_RECORDS SHOWN:_
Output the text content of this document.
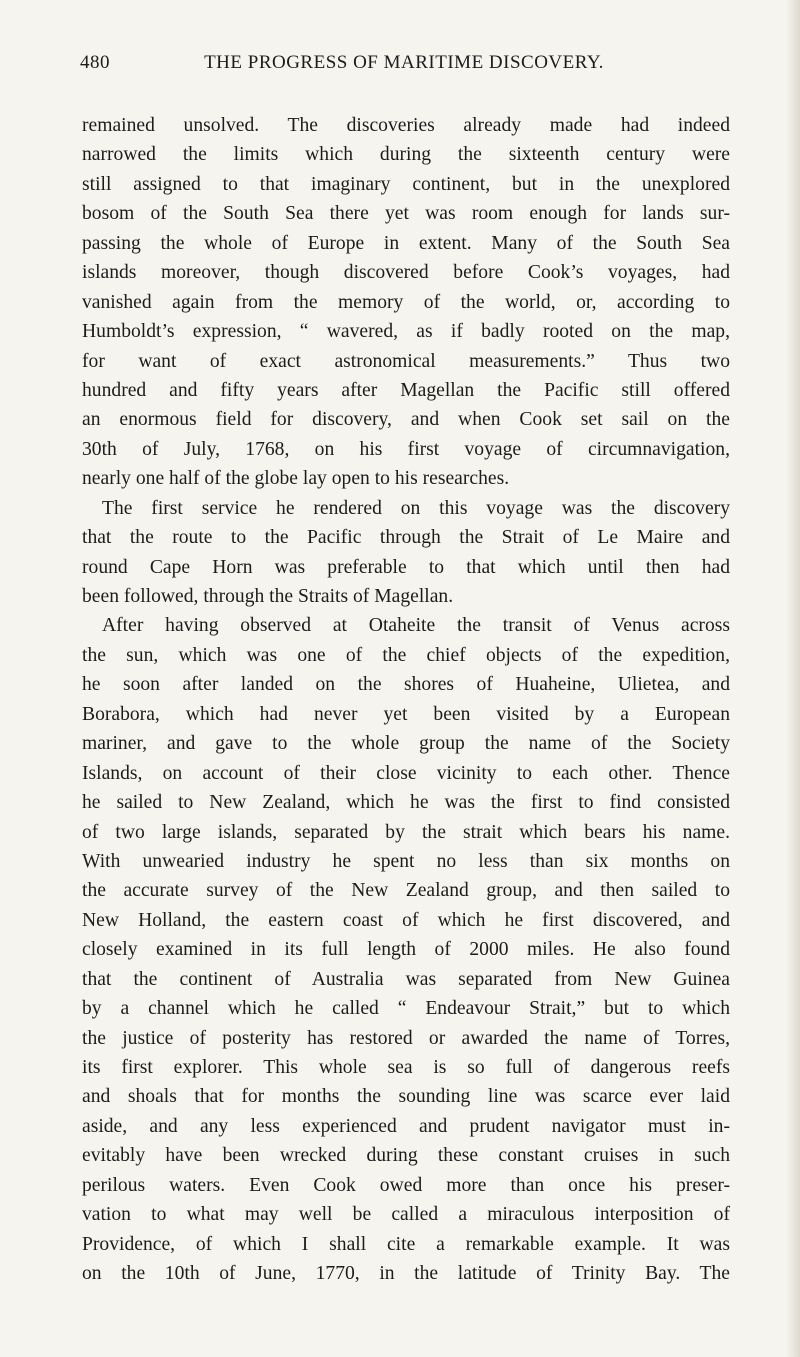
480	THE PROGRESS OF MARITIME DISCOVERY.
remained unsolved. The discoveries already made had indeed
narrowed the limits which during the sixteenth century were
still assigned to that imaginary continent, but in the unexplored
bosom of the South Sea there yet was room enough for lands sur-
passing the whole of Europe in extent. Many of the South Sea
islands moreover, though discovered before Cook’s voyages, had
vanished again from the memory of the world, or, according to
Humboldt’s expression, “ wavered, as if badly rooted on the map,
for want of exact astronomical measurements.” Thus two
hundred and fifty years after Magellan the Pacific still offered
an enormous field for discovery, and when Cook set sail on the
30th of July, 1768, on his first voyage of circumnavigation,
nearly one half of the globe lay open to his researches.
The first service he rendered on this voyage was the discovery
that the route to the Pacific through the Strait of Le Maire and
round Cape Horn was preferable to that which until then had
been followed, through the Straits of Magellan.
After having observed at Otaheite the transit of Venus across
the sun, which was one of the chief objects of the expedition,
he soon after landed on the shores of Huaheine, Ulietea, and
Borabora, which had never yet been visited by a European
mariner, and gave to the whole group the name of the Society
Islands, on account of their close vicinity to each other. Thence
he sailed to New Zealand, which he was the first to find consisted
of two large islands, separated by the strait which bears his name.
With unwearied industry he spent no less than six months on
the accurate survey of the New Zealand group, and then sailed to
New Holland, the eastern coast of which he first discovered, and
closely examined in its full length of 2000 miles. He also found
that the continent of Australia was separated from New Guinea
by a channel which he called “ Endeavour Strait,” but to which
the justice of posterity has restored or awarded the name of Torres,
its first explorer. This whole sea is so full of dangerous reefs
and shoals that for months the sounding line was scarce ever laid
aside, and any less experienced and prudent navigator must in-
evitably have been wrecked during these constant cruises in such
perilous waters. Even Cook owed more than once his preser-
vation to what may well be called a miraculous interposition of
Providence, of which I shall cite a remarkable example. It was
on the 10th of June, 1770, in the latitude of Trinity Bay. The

---

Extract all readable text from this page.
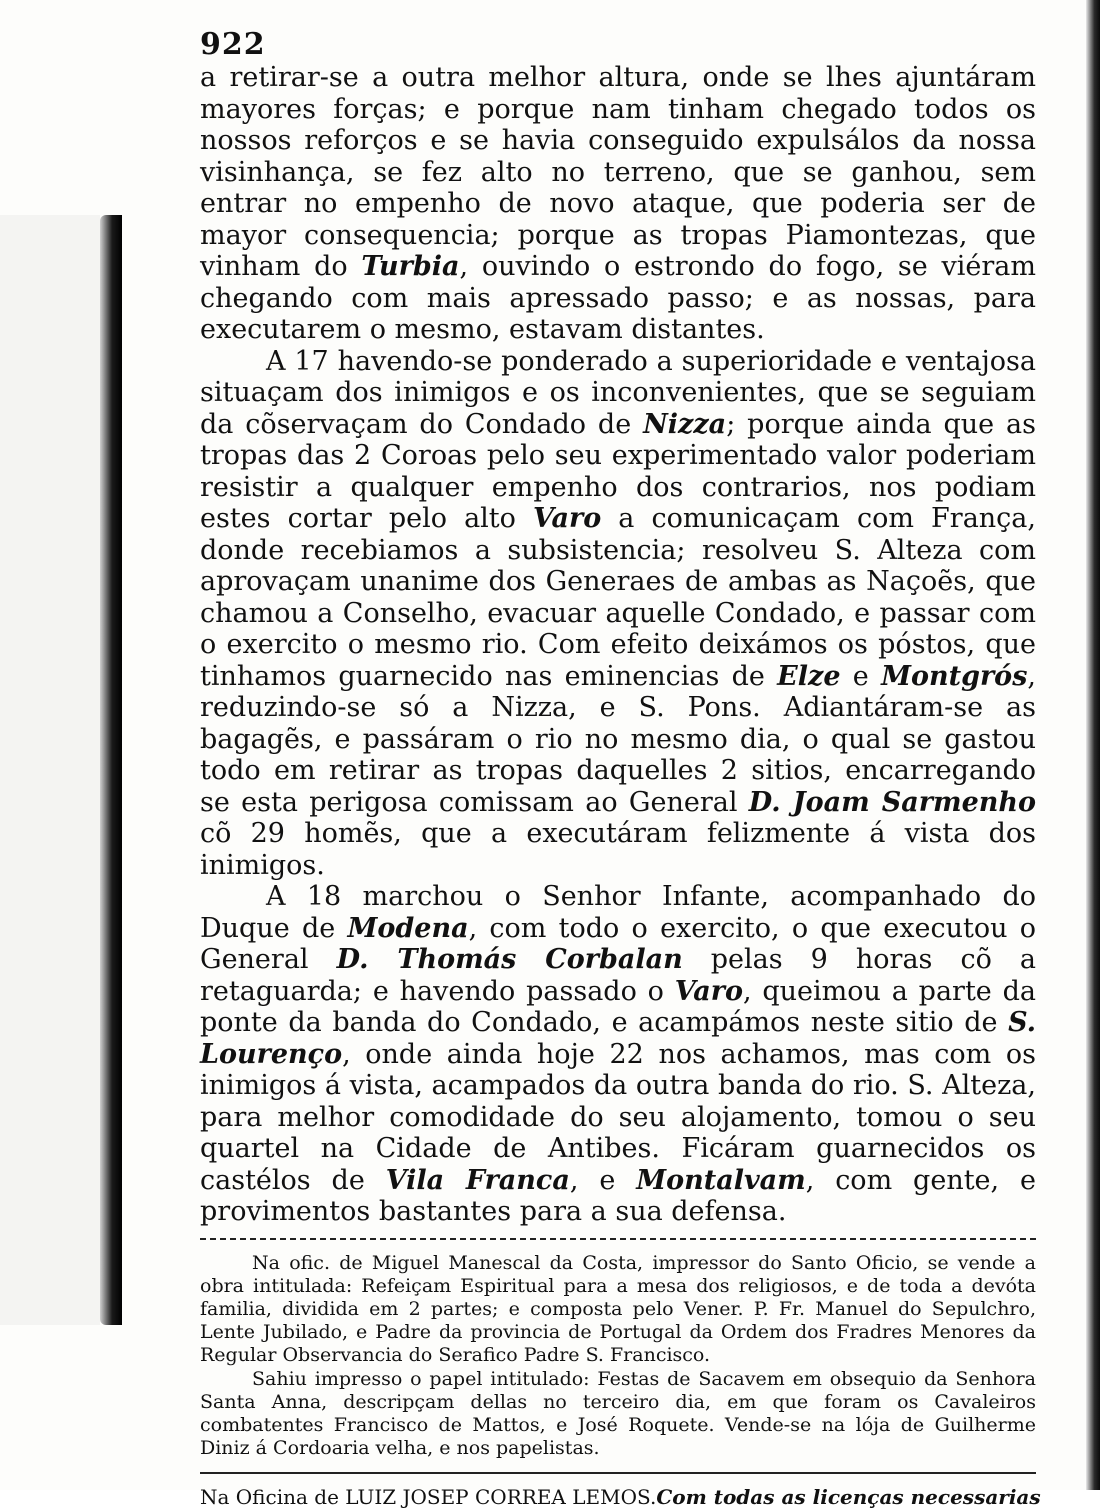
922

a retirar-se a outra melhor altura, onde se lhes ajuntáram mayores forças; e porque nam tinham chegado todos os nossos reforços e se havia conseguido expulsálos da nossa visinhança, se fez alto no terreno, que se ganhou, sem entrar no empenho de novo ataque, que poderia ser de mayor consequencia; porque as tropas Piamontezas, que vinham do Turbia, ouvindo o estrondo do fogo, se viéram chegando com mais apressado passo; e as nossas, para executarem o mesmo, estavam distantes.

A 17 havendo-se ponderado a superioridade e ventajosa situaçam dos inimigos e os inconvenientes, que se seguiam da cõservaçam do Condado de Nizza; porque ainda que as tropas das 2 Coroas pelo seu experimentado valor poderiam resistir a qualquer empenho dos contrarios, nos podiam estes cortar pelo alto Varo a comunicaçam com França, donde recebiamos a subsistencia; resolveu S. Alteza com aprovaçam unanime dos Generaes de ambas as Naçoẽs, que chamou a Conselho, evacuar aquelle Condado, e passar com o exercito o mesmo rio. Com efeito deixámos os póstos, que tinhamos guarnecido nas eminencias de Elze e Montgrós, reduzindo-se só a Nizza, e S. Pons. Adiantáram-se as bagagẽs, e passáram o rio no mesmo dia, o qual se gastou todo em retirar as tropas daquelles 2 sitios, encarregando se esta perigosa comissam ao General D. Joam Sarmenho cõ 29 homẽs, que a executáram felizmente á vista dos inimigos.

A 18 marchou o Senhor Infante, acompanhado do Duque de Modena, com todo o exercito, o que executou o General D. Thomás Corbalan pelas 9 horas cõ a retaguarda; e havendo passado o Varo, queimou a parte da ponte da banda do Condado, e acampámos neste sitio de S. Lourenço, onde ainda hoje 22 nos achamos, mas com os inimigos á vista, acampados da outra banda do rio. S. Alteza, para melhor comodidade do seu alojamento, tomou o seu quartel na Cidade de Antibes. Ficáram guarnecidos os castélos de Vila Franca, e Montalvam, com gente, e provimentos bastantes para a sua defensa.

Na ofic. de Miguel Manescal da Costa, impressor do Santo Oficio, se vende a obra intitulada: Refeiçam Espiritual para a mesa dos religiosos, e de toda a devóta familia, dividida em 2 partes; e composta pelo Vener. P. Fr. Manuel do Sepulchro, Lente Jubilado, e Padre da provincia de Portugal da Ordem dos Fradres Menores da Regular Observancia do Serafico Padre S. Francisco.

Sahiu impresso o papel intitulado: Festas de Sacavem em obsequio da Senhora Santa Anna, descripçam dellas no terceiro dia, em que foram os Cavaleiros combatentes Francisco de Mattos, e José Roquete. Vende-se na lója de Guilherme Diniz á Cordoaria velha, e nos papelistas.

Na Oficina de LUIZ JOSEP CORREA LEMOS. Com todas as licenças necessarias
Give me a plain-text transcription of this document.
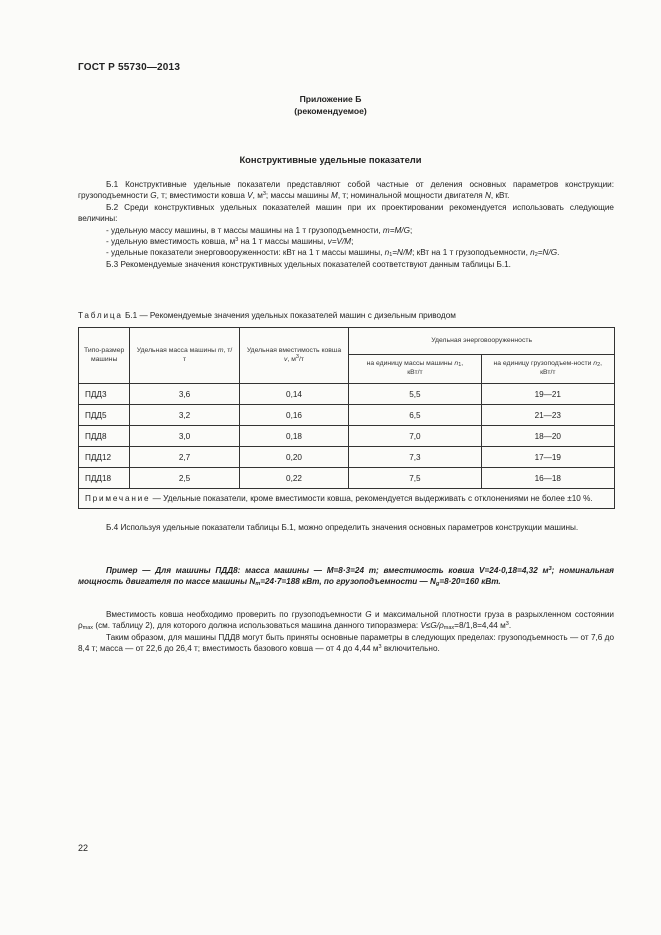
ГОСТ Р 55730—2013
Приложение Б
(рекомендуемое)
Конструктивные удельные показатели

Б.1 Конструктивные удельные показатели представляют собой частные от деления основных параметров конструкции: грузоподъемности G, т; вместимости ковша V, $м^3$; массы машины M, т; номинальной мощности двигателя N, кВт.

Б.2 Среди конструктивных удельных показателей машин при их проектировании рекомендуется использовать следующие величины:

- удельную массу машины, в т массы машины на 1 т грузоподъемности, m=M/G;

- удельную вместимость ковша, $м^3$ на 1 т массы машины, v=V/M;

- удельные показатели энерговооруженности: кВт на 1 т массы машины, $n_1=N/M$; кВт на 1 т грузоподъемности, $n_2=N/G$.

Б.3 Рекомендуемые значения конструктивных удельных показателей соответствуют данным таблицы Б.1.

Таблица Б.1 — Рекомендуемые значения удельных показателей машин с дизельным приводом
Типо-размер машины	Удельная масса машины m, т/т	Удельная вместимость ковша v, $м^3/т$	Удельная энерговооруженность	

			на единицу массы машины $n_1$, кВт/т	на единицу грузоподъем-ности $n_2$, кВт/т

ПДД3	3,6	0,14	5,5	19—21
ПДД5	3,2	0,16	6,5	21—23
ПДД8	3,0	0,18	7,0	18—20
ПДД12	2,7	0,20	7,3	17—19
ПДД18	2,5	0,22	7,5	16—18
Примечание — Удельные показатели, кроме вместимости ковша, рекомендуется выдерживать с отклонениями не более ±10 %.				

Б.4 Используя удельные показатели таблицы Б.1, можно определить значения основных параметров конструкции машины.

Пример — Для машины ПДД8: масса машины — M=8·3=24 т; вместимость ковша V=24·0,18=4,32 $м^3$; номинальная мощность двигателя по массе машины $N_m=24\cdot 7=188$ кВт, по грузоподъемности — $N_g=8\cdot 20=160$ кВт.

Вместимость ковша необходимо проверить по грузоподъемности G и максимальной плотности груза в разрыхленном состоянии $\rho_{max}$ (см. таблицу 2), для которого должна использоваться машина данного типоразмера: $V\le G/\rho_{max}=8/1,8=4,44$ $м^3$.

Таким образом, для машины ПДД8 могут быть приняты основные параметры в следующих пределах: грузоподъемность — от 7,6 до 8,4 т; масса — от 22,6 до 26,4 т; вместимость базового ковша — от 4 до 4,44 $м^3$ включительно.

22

==

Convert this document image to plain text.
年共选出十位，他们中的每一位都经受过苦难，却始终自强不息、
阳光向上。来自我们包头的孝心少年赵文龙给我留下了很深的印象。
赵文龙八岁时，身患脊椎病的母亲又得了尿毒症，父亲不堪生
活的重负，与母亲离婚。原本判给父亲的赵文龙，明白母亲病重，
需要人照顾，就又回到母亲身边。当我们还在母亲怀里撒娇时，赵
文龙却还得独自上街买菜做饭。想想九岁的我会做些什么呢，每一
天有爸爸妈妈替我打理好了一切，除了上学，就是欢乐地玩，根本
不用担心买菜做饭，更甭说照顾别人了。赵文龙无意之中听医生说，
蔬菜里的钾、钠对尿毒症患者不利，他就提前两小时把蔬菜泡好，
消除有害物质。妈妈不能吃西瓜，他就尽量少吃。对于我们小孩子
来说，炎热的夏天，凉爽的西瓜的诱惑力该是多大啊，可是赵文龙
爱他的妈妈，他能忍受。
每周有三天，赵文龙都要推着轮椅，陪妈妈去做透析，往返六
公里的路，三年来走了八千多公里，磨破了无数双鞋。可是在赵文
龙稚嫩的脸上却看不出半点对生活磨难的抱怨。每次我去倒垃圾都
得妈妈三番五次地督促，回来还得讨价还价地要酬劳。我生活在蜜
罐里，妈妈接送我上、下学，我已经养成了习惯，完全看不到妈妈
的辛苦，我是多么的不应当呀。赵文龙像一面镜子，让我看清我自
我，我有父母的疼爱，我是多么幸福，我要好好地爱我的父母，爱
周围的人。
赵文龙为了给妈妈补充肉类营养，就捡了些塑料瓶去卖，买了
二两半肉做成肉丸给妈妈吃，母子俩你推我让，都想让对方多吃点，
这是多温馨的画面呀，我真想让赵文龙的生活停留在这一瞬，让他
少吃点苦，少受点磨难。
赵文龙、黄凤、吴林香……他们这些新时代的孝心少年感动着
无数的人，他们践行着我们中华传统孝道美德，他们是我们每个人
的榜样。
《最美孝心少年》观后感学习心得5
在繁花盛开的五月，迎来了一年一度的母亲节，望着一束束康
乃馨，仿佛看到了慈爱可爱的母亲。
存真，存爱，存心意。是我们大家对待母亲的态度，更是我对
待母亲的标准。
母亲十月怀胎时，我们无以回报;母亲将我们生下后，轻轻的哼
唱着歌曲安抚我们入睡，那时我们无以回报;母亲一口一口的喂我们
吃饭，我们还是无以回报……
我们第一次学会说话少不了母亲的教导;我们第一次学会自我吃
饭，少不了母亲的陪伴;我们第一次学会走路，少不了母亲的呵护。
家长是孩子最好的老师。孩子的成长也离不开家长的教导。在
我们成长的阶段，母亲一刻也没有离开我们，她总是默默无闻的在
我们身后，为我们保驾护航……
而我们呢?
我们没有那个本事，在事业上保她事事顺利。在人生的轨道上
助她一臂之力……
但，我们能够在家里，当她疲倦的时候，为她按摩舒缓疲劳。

_PROBLEM:_
Write out every line from the entries where "document" appears.

_FULL OUTPUT:_
Output the text content of this document.
Give me a plain-text transcription of this document.
Convert this document image to plain text.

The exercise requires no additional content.